STATED PROBLEM:
Scan the records for the word "довѣренность". Copy each line that includes it.

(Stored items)

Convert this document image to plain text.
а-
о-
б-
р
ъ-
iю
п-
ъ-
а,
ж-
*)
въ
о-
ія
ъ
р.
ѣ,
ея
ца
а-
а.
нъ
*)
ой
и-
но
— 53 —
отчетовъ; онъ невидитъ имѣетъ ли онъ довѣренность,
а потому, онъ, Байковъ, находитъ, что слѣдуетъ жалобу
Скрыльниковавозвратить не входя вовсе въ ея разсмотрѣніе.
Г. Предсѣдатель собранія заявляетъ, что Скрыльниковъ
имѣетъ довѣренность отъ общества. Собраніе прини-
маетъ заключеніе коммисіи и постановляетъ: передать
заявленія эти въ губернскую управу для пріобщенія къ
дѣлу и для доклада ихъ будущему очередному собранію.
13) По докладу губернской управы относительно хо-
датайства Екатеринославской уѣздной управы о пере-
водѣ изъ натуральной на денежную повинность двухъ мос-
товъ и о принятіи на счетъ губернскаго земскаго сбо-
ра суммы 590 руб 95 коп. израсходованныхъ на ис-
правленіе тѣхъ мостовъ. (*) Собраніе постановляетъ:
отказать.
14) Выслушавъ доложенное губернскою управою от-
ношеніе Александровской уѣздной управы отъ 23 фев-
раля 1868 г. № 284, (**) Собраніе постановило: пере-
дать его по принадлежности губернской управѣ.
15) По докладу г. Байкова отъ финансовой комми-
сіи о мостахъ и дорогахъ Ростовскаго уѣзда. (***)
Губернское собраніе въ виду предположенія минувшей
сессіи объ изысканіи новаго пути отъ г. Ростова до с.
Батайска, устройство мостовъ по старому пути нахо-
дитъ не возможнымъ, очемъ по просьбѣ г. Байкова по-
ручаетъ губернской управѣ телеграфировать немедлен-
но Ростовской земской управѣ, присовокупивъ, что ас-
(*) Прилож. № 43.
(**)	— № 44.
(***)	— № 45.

RIGHT ANSWER:
отчетовъ; онъ невидитъ имѣетъ ли онъ довѣренность,
имѣетъ довѣренность отъ общества. Собраніе прини-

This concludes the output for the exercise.